[Listings of boxed layout items]
● ● ● ● ●

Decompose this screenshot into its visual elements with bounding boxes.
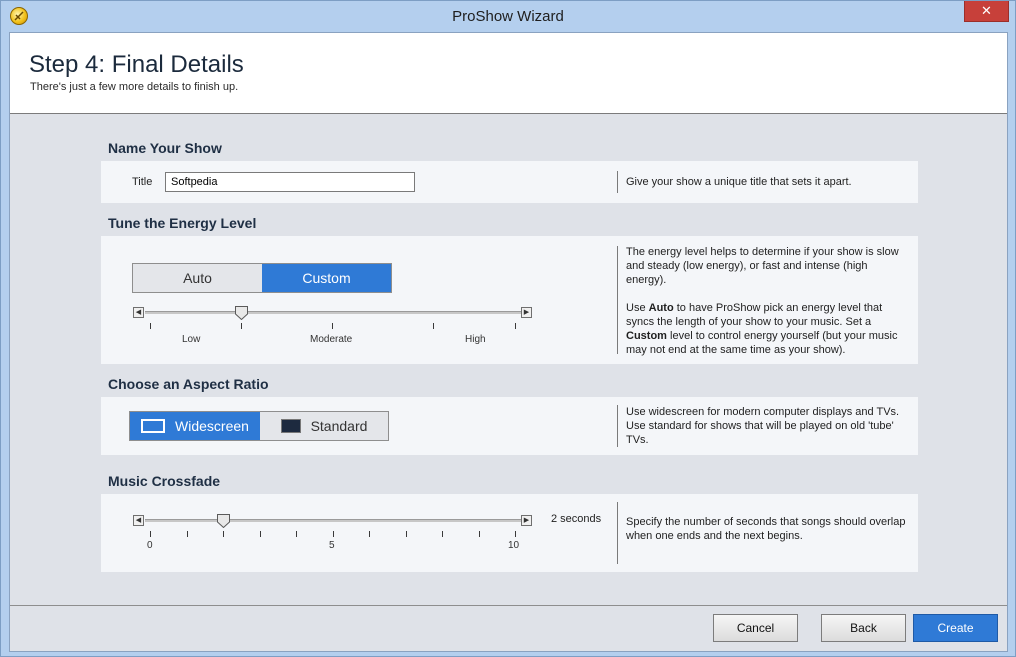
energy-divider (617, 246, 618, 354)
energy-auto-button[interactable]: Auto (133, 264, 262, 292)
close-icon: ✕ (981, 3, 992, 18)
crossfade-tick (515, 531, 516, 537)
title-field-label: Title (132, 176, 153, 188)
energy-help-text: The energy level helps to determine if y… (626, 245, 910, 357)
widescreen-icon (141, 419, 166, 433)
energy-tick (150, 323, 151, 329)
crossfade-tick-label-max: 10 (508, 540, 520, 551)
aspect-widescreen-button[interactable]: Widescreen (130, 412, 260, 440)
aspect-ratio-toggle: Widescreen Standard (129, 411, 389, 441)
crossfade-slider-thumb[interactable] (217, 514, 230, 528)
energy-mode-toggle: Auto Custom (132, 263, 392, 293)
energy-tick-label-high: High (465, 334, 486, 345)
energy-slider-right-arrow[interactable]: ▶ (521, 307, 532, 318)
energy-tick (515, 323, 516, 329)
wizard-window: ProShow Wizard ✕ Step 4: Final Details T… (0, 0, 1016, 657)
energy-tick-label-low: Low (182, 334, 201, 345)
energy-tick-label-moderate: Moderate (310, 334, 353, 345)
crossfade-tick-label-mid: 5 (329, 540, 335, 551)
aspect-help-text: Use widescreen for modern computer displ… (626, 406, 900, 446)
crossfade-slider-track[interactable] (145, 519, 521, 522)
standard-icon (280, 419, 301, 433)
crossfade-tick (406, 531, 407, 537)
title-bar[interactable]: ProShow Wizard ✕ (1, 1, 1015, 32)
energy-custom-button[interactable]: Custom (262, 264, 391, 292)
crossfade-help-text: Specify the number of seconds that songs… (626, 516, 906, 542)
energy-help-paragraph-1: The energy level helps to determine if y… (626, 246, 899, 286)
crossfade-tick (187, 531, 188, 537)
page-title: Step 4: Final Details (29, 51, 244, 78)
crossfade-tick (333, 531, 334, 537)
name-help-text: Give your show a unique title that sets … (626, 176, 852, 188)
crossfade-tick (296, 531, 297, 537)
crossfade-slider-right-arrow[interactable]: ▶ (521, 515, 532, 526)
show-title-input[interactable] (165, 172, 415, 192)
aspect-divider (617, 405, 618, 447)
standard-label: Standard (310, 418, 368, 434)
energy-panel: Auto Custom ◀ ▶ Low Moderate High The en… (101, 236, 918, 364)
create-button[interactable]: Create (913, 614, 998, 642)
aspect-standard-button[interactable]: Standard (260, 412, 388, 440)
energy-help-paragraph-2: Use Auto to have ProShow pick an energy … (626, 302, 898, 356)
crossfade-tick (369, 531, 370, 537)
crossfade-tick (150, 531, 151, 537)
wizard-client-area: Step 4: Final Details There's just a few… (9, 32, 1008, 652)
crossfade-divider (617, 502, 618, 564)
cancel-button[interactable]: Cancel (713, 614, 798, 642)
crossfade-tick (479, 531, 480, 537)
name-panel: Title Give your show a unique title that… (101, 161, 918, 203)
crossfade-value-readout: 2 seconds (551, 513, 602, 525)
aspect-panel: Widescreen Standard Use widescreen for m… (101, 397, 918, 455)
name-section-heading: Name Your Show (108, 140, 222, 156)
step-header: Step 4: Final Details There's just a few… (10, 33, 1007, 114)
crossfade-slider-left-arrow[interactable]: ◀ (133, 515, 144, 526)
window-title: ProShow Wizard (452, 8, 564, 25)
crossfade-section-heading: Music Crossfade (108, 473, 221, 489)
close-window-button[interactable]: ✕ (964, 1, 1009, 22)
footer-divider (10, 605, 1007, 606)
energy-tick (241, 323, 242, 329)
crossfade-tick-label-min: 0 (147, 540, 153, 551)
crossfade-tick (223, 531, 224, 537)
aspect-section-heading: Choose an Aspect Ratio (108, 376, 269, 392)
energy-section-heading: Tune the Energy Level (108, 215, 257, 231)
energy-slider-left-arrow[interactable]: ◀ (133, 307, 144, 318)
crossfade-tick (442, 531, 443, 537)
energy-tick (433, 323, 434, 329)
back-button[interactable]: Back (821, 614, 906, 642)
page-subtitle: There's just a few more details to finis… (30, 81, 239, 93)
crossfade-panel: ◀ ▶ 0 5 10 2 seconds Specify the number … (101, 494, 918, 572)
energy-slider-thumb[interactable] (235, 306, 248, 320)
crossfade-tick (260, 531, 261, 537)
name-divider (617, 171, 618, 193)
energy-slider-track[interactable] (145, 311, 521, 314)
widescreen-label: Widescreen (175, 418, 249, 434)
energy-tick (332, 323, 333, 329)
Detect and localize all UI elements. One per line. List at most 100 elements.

● ● ● ● ●

## [WHAT YOU WILL DO]
Reproduce the data above line for line, without changing anything, and omit the pictures from your answer.

## [EXERCISE SOLUTION]
Decompose this screenshot into its visual elements with bounding boxes.
energy-divider (617, 246, 618, 354)
energy-auto-button[interactable]: Auto (133, 264, 262, 292)
close-icon: ✕ (981, 3, 992, 18)
crossfade-tick (515, 531, 516, 537)
title-field-label: Title (132, 176, 153, 188)
energy-help-text: The energy level helps to determine if y… (626, 245, 910, 357)
widescreen-icon (141, 419, 166, 433)
energy-tick (150, 323, 151, 329)
crossfade-tick-label-max: 10 (508, 540, 520, 551)
aspect-widescreen-button[interactable]: Widescreen (130, 412, 260, 440)
aspect-ratio-toggle: Widescreen Standard (129, 411, 389, 441)
crossfade-slider-thumb[interactable] (217, 514, 230, 528)
energy-mode-toggle: Auto Custom (132, 263, 392, 293)
energy-tick-label-high: High (465, 334, 486, 345)
energy-slider-right-arrow[interactable]: ▶ (521, 307, 532, 318)
energy-tick (515, 323, 516, 329)
wizard-window: ProShow Wizard ✕ Step 4: Final Details T… (0, 0, 1016, 657)
energy-tick-label-low: Low (182, 334, 201, 345)
energy-tick-label-moderate: Moderate (310, 334, 353, 345)
crossfade-tick-label-mid: 5 (329, 540, 335, 551)
aspect-help-text: Use widescreen for modern computer displ… (626, 406, 900, 446)
crossfade-slider-track[interactable] (145, 519, 521, 522)
standard-icon (280, 419, 301, 433)
crossfade-tick (406, 531, 407, 537)
title-bar[interactable]: ProShow Wizard ✕ (1, 1, 1015, 32)
energy-custom-button[interactable]: Custom (262, 264, 391, 292)
crossfade-help-text: Specify the number of seconds that songs… (626, 516, 906, 542)
energy-help-paragraph-1: The energy level helps to determine if y… (626, 246, 899, 286)
crossfade-tick (187, 531, 188, 537)
page-title: Step 4: Final Details (29, 51, 244, 78)
crossfade-tick (333, 531, 334, 537)
name-help-text: Give your show a unique title that sets … (626, 176, 852, 188)
crossfade-tick (296, 531, 297, 537)
crossfade-slider-right-arrow[interactable]: ▶ (521, 515, 532, 526)
show-title-input[interactable] (165, 172, 415, 192)
aspect-divider (617, 405, 618, 447)
standard-label: Standard (310, 418, 368, 434)
energy-panel: Auto Custom ◀ ▶ Low Moderate High The en… (101, 236, 918, 364)
create-button[interactable]: Create (913, 614, 998, 642)
aspect-standard-button[interactable]: Standard (260, 412, 388, 440)
energy-help-paragraph-2: Use Auto to have ProShow pick an energy … (626, 302, 898, 356)
crossfade-tick (369, 531, 370, 537)
crossfade-tick (150, 531, 151, 537)
wizard-client-area: Step 4: Final Details There's just a few… (9, 32, 1008, 652)
crossfade-divider (617, 502, 618, 564)
cancel-button[interactable]: Cancel (713, 614, 798, 642)
crossfade-tick (479, 531, 480, 537)
name-panel: Title Give your show a unique title that… (101, 161, 918, 203)
crossfade-value-readout: 2 seconds (551, 513, 602, 525)
aspect-panel: Widescreen Standard Use widescreen for m… (101, 397, 918, 455)
name-section-heading: Name Your Show (108, 140, 222, 156)
step-header: Step 4: Final Details There's just a few… (10, 33, 1007, 114)
crossfade-slider-left-arrow[interactable]: ◀ (133, 515, 144, 526)
window-title: ProShow Wizard (452, 8, 564, 25)
crossfade-section-heading: Music Crossfade (108, 473, 221, 489)
close-window-button[interactable]: ✕ (964, 1, 1009, 22)
footer-divider (10, 605, 1007, 606)
energy-tick (241, 323, 242, 329)
crossfade-tick-label-min: 0 (147, 540, 153, 551)
crossfade-tick (223, 531, 224, 537)
aspect-section-heading: Choose an Aspect Ratio (108, 376, 269, 392)
energy-section-heading: Tune the Energy Level (108, 215, 257, 231)
energy-slider-left-arrow[interactable]: ◀ (133, 307, 144, 318)
crossfade-tick (442, 531, 443, 537)
energy-tick (433, 323, 434, 329)
back-button[interactable]: Back (821, 614, 906, 642)
page-subtitle: There's just a few more details to finis… (30, 81, 239, 93)
crossfade-panel: ◀ ▶ 0 5 10 2 seconds Specify the number … (101, 494, 918, 572)
energy-slider-thumb[interactable] (235, 306, 248, 320)
crossfade-tick (260, 531, 261, 537)
name-divider (617, 171, 618, 193)
energy-slider-track[interactable] (145, 311, 521, 314)
widescreen-label: Widescreen (175, 418, 249, 434)
energy-tick (332, 323, 333, 329)
Detect and localize all UI elements. One per line. List at most 100 elements.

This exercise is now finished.